Challenge
Locate the string "的水溶液能导电" in the records below. Copy every line where it occurs.

--- --- ---

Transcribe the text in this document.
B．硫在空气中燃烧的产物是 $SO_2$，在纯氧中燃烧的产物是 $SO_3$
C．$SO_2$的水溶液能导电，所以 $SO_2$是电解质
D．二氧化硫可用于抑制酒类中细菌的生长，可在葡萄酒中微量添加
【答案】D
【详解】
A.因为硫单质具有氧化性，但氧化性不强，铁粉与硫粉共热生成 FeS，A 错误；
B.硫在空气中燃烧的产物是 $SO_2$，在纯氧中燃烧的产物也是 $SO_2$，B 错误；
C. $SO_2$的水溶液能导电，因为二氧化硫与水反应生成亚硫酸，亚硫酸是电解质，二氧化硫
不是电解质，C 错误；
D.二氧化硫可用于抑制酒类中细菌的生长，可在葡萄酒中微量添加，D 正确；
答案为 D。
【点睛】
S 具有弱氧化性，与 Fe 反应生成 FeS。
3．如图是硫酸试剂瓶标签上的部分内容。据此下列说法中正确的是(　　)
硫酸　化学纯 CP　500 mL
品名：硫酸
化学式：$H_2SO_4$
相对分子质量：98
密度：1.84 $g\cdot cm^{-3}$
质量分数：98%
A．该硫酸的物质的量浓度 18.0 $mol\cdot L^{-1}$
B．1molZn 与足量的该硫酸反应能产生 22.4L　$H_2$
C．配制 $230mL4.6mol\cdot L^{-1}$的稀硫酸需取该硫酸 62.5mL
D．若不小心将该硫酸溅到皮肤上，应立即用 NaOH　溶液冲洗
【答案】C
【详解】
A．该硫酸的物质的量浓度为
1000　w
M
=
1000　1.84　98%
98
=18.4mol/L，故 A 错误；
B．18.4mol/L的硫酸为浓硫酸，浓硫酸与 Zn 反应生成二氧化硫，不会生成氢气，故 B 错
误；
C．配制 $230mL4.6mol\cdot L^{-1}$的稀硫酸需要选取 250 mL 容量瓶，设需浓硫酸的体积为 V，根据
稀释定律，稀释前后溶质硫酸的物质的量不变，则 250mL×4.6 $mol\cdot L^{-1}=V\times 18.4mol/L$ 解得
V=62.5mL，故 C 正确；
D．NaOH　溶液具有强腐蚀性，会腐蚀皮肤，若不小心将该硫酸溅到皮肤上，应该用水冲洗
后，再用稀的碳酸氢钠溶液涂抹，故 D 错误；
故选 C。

--- --- ---

Solution to the exercise
C．$SO_2$的水溶液能导电，所以 $SO_2$是电解质
C. $SO_2$的水溶液能导电，因为二氧化硫与水反应生成亚硫酸，亚硫酸是电解质，二氧化硫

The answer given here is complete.